— START OF Exercise inputs —
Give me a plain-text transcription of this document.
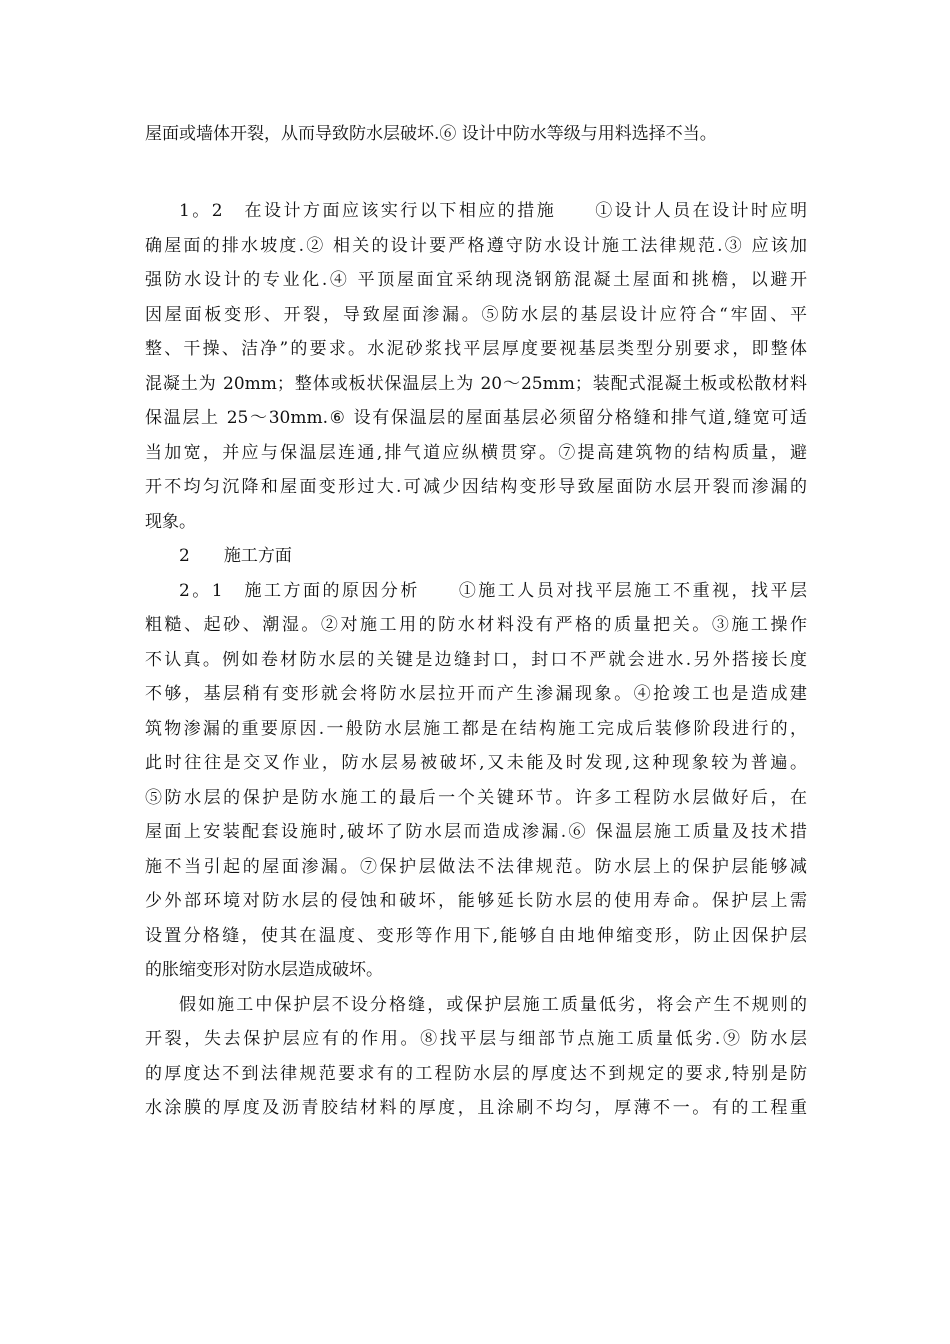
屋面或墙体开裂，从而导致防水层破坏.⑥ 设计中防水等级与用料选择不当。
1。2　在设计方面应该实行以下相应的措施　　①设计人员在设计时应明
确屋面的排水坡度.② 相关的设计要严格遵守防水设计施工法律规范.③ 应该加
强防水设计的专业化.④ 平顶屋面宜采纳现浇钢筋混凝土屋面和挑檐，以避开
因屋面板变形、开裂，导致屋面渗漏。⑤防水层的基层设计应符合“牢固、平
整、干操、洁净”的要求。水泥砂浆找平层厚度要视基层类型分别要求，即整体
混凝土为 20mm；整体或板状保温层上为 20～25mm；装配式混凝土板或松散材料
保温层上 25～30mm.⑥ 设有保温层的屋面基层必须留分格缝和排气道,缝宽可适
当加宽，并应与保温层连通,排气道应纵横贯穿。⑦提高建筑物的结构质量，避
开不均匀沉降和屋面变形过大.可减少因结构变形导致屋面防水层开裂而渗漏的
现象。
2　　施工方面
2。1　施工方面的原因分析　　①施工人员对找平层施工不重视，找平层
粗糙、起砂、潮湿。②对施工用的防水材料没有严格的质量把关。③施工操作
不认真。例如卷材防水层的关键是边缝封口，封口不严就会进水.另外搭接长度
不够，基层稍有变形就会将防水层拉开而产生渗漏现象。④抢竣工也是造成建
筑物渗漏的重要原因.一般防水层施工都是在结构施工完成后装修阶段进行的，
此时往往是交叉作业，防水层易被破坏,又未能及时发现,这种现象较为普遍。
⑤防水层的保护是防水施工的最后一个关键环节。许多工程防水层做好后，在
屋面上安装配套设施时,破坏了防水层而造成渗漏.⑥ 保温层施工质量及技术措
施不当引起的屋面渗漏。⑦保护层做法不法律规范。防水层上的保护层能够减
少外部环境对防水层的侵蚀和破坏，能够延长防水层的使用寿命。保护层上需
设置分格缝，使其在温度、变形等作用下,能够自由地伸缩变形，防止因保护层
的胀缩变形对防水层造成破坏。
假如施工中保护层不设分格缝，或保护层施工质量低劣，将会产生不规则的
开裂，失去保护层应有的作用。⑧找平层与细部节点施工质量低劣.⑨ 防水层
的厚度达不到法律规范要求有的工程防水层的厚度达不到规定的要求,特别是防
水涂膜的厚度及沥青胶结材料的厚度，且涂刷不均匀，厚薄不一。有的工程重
— END OF Exercise inputs —
— START OF Exercise inputs —
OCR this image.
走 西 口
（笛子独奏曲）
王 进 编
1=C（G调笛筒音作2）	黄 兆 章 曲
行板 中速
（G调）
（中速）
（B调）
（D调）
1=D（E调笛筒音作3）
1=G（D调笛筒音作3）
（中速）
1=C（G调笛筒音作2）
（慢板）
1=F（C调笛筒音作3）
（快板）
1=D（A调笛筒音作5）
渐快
— END OF Exercise inputs —
### Objective
Return all lines containing "this".

### The answer
Give me a plain-text transcription of this document.
OCR this image.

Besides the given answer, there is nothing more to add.